=== Records to use ===

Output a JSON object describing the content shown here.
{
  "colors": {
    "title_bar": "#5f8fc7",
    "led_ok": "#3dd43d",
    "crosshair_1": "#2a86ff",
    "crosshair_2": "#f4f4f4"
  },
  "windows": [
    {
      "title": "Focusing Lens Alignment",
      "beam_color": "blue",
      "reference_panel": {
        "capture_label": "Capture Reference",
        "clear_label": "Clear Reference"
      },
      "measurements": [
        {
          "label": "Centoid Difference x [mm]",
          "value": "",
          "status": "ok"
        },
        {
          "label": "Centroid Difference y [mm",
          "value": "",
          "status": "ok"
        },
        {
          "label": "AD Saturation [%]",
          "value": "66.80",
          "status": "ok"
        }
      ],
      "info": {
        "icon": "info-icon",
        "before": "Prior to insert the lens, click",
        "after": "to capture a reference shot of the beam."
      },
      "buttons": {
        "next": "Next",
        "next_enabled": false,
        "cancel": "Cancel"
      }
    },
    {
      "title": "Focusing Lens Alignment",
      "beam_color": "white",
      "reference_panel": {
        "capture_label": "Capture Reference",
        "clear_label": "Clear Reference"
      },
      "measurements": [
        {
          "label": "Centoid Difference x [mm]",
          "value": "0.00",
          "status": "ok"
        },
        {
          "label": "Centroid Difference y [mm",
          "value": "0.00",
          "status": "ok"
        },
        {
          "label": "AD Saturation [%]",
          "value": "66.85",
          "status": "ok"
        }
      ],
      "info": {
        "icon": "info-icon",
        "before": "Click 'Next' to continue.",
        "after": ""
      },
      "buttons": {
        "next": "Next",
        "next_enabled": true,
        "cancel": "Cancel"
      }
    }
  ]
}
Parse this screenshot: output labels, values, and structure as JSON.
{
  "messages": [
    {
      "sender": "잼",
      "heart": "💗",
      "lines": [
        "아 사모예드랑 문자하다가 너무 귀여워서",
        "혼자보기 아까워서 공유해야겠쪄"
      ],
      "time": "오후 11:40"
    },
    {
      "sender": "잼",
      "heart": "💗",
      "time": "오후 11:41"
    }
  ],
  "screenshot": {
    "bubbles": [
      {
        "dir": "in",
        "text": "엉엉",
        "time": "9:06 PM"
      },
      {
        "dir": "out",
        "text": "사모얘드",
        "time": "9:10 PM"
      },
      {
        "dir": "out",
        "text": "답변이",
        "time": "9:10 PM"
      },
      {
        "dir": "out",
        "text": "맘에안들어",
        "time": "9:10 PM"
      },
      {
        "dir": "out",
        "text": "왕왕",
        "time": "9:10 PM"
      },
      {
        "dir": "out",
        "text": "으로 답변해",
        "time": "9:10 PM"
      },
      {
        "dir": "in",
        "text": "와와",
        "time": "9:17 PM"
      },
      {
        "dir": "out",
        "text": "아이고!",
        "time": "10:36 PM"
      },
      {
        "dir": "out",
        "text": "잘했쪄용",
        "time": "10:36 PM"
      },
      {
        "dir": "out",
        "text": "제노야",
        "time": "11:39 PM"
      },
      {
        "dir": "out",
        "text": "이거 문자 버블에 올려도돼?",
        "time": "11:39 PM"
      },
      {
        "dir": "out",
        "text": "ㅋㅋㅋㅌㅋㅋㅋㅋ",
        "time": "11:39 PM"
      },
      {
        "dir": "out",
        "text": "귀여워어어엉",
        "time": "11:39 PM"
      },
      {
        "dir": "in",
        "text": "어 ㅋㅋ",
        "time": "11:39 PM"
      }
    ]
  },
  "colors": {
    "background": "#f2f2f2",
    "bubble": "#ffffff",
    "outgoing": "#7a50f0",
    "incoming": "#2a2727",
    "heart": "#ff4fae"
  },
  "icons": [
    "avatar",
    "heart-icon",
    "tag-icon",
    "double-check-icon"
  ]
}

===

What you need to do: Quote all of the entries exactly as they appear.

Final answer:
Output a JSON object describing the content shown here.
{
  "colors": {
    "title_bar": "#5f8fc7",
    "led_ok": "#3dd43d",
    "crosshair_1": "#2a86ff",
    "crosshair_2": "#f4f4f4"
  },
  "windows": [
    {
      "title": "Focusing Lens Alignment",
      "beam_color": "blue",
      "reference_panel": {
        "capture_label": "Capture Reference",
        "clear_label": "Clear Reference"
      },
      "measurements": [
        {
          "label": "Centoid Difference x [mm]",
          "value": "",
          "status": "ok"
        },
        {
          "label": "Centroid Difference y [mm",
          "value": "",
          "status": "ok"
        },
        {
          "label": "AD Saturation [%]",
          "value": "66.80",
          "status": "ok"
        }
      ],
      "info": {
        "icon": "info-icon",
        "before": "Prior to insert the lens, click",
        "after": "to capture a reference shot of the beam."
      },
      "buttons": {
        "next": "Next",
        "next_enabled": false,
        "cancel": "Cancel"
      }
    },
    {
      "title": "Focusing Lens Alignment",
      "beam_color": "white",
      "reference_panel": {
        "capture_label": "Capture Reference",
        "clear_label": "Clear Reference"
      },
      "measurements": [
        {
          "label": "Centoid Difference x [mm]",
          "value": "0.00",
          "status": "ok"
        },
        {
          "label": "Centroid Difference y [mm",
          "value": "0.00",
          "status": "ok"
        },
        {
          "label": "AD Saturation [%]",
          "value": "66.85",
          "status": "ok"
        }
      ],
      "info": {
        "icon": "info-icon",
        "before": "Click 'Next' to continue.",
        "after": ""
      },
      "buttons": {
        "next": "Next",
        "next_enabled": true,
        "cancel": "Cancel"
      }
    }
  ]
}
Parse this screenshot: output labels, values, and structure as JSON.
{
  "messages": [
    {
      "sender": "잼",
      "heart": "💗",
      "lines": [
        "아 사모예드랑 문자하다가 너무 귀여워서",
        "혼자보기 아까워서 공유해야겠쪄"
      ],
      "time": "오후 11:40"
    },
    {
      "sender": "잼",
      "heart": "💗",
      "time": "오후 11:41"
    }
  ],
  "screenshot": {
    "bubbles": [
      {
        "dir": "in",
        "text": "엉엉",
        "time": "9:06 PM"
      },
      {
        "dir": "out",
        "text": "사모얘드",
        "time": "9:10 PM"
      },
      {
        "dir": "out",
        "text": "답변이",
        "time": "9:10 PM"
      },
      {
        "dir": "out",
        "text": "맘에안들어",
        "time": "9:10 PM"
      },
      {
        "dir": "out",
        "text": "왕왕",
        "time": "9:10 PM"
      },
      {
        "dir": "out",
        "text": "으로 답변해",
        "time": "9:10 PM"
      },
      {
        "dir": "in",
        "text": "와와",
        "time": "9:17 PM"
      },
      {
        "dir": "out",
        "text": "아이고!",
        "time": "10:36 PM"
      },
      {
        "dir": "out",
        "text": "잘했쪄용",
        "time": "10:36 PM"
      },
      {
        "dir": "out",
        "text": "제노야",
        "time": "11:39 PM"
      },
      {
        "dir": "out",
        "text": "이거 문자 버블에 올려도돼?",
        "time": "11:39 PM"
      },
      {
        "dir": "out",
        "text": "ㅋㅋㅋㅌㅋㅋㅋㅋ",
        "time": "11:39 PM"
      },
      {
        "dir": "out",
        "text": "귀여워어어엉",
        "time": "11:39 PM"
      },
      {
        "dir": "in",
        "text": "어 ㅋㅋ",
        "time": "11:39 PM"
      }
    ]
  },
  "colors": {
    "background": "#f2f2f2",
    "bubble": "#ffffff",
    "outgoing": "#7a50f0",
    "incoming": "#2a2727",
    "heart": "#ff4fae"
  },
  "icons": [
    "avatar",
    "heart-icon",
    "tag-icon",
    "double-check-icon"
  ]
}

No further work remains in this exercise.